ENTRIES:
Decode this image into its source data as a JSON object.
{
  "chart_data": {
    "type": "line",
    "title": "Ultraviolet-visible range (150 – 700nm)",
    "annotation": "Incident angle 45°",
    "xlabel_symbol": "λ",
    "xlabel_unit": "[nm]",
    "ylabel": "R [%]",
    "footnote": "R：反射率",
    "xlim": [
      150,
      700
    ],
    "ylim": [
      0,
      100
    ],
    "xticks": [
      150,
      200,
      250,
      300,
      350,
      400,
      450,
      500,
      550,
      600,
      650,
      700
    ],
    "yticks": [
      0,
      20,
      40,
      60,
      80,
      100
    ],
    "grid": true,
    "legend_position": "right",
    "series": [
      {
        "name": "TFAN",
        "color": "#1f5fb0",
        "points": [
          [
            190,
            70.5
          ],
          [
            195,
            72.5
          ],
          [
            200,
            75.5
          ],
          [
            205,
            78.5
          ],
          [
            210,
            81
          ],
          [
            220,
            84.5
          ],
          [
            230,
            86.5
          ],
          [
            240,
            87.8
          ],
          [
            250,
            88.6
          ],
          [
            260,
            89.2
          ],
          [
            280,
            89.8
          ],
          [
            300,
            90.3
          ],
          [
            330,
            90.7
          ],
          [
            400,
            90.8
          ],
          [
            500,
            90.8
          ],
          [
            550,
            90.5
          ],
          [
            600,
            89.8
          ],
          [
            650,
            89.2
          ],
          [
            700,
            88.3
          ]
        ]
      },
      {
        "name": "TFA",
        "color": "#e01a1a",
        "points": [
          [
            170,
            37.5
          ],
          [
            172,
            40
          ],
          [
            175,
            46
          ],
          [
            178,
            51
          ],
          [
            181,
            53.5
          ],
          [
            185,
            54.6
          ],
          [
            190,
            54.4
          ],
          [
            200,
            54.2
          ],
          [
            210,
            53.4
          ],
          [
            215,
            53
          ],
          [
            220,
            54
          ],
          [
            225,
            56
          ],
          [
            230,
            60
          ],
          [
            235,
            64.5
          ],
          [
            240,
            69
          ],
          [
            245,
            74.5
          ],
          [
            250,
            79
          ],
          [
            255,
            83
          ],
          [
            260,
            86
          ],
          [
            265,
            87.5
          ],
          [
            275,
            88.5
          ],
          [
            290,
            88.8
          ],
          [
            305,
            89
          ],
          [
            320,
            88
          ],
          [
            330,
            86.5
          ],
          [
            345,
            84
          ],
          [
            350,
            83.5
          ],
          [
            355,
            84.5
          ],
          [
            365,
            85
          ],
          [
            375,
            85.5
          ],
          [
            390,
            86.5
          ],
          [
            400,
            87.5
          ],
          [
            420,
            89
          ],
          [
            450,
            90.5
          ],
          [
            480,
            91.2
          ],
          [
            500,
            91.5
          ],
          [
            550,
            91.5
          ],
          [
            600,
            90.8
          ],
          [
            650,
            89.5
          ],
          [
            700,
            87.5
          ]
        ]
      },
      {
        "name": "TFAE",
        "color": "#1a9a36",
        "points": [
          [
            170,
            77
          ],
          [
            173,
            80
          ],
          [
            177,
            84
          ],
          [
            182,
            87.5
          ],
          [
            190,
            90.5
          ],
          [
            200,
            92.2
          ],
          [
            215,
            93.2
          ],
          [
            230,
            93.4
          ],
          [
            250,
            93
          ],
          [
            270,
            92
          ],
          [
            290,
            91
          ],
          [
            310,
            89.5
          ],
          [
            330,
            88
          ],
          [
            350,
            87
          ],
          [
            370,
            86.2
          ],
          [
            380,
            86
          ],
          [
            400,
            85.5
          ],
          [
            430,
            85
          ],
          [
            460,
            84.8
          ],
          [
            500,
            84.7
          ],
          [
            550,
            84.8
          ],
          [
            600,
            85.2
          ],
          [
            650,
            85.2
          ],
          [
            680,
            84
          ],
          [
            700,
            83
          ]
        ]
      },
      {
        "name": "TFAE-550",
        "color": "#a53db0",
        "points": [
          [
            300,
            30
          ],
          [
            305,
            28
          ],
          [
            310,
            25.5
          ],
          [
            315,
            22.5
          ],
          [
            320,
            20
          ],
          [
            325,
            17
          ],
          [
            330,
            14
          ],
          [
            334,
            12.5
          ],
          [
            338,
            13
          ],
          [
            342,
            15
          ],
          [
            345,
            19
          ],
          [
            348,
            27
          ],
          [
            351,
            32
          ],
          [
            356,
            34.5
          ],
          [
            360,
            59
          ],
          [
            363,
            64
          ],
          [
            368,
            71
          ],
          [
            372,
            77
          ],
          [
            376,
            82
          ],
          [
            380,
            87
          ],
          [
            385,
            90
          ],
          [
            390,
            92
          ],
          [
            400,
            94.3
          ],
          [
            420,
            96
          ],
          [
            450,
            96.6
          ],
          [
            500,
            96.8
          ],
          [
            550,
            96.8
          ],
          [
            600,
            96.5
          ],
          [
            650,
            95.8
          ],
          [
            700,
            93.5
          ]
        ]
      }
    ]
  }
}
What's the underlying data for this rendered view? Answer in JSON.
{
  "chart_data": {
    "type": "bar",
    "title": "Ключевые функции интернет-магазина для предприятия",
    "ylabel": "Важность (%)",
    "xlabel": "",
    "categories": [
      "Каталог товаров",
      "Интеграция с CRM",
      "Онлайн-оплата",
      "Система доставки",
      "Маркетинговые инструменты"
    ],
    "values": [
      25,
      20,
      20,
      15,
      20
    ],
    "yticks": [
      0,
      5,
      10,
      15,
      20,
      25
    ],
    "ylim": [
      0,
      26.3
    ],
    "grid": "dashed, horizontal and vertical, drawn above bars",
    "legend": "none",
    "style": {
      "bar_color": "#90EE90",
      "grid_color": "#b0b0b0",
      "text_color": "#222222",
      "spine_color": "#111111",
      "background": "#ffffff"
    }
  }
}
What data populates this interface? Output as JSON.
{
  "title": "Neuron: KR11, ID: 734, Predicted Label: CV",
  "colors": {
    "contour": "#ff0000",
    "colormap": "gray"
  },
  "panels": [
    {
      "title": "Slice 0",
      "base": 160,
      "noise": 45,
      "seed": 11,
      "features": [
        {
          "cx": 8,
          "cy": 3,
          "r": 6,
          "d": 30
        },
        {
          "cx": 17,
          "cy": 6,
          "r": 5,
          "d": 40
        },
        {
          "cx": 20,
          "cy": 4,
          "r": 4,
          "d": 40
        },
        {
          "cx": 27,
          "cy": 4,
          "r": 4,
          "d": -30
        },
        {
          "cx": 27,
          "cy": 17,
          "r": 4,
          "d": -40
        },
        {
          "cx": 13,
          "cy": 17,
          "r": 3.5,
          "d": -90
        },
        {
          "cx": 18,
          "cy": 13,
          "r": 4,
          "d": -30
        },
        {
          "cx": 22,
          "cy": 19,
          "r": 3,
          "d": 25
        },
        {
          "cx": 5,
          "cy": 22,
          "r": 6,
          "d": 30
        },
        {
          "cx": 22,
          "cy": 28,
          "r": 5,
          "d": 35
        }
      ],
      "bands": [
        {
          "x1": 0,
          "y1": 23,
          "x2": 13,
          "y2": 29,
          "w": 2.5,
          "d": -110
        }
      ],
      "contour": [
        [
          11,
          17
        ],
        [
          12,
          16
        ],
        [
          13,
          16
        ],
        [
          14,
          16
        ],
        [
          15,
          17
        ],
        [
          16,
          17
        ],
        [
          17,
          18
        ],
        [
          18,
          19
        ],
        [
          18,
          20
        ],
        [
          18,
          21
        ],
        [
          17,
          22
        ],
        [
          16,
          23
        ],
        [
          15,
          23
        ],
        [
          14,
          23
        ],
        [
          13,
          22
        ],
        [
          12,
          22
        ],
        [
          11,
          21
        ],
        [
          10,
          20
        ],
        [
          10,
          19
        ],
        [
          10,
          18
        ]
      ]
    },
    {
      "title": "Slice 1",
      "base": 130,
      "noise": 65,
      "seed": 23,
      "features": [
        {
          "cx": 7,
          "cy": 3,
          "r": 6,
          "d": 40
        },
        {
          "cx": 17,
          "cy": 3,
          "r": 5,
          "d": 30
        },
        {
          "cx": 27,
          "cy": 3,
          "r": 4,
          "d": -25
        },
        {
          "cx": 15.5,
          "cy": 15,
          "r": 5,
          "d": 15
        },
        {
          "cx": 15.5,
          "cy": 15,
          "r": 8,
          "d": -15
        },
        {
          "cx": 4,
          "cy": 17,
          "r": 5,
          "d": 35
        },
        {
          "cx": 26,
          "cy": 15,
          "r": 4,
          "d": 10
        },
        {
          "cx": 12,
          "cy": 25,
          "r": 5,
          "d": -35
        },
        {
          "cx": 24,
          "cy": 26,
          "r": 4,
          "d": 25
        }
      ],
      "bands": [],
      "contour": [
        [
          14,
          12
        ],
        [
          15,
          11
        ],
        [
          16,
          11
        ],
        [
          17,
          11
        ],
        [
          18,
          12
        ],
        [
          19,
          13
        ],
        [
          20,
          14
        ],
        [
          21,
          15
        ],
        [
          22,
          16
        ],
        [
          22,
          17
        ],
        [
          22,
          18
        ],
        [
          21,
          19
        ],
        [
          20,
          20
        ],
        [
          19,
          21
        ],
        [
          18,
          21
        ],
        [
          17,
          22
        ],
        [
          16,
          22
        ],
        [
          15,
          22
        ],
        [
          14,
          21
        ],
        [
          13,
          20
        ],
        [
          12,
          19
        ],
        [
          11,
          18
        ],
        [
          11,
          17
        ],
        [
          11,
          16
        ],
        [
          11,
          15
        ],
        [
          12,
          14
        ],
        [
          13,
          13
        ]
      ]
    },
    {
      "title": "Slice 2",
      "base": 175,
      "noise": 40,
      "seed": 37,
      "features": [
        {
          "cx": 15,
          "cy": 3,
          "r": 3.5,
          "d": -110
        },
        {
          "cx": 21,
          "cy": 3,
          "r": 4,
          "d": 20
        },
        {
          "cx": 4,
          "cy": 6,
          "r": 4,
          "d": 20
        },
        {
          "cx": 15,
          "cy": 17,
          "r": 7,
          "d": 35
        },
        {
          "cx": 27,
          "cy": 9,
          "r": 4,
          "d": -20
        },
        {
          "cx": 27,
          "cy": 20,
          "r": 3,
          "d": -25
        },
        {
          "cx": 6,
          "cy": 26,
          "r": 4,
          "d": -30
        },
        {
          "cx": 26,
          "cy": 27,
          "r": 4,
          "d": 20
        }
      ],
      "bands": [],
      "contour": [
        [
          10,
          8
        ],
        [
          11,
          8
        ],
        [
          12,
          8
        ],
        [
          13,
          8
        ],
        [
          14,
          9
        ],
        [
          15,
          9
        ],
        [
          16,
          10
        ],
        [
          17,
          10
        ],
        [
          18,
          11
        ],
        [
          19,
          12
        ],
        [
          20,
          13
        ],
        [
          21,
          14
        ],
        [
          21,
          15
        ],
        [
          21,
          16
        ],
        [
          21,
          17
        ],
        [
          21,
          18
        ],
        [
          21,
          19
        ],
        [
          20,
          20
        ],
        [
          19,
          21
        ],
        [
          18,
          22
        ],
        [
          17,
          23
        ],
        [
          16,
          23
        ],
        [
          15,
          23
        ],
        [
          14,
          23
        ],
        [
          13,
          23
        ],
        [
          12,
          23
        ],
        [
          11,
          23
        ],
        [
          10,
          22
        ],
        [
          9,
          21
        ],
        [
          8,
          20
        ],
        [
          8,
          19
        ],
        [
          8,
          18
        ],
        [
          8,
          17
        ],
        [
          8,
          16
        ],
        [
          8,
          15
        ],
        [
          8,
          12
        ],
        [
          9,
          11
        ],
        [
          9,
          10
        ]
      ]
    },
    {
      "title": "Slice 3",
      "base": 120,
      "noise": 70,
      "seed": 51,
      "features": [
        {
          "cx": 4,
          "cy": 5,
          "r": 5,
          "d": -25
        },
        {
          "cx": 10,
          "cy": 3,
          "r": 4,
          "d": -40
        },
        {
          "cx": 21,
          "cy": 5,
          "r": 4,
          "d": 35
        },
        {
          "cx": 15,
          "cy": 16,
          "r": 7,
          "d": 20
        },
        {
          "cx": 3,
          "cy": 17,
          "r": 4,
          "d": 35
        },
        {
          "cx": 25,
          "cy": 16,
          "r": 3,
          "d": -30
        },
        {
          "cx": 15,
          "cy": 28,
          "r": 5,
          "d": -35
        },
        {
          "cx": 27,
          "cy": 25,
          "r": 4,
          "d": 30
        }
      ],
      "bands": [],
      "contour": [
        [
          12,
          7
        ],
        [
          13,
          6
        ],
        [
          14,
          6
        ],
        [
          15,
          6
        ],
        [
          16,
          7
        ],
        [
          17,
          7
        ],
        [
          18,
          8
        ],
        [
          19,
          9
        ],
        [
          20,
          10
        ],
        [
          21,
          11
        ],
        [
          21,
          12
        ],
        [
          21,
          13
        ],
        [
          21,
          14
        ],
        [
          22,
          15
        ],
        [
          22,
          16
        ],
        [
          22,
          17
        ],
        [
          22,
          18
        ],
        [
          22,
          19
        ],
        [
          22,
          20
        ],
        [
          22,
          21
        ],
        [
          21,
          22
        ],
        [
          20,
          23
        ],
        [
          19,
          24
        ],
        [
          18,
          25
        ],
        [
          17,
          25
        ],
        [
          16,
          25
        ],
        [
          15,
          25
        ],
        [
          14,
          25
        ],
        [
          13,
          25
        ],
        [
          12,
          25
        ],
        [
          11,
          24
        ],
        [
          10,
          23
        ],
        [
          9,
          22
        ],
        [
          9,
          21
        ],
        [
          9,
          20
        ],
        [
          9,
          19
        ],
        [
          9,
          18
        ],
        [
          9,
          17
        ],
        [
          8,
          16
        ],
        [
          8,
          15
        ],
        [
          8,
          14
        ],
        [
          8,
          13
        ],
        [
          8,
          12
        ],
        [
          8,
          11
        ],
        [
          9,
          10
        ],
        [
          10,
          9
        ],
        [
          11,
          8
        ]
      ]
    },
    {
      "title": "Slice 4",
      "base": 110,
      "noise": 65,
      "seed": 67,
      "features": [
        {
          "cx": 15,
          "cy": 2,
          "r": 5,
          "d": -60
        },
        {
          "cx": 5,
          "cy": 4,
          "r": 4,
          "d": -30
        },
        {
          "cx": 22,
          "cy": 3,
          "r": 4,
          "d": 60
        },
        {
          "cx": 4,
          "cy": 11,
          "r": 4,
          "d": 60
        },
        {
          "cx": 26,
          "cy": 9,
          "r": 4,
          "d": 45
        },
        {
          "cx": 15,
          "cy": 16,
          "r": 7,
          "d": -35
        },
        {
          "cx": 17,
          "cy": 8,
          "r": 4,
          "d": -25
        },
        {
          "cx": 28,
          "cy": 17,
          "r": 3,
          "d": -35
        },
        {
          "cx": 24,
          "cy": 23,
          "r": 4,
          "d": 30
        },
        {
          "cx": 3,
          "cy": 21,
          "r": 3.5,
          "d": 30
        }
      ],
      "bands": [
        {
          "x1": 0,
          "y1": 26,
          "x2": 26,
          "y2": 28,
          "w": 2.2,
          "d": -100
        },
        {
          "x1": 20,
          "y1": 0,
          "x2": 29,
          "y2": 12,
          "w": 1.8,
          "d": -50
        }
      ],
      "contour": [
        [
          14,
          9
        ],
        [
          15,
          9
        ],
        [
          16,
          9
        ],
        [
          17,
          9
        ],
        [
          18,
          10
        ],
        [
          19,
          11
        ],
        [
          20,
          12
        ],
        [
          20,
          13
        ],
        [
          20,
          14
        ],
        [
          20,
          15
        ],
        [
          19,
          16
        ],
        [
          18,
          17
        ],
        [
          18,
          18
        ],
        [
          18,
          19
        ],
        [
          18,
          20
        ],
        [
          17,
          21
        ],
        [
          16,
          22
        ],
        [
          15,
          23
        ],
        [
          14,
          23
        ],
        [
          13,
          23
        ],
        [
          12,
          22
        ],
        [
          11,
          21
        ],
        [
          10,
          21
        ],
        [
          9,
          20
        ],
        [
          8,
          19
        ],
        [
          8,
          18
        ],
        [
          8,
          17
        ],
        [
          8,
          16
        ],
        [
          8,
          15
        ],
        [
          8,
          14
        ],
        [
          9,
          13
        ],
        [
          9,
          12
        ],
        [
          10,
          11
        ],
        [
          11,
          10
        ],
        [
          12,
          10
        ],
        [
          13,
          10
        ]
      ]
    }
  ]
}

TASK OBJECTIVE: Looking at the listing above, count the lines that contain "base" and give nothing but the number.

FULL RESPONSE: 5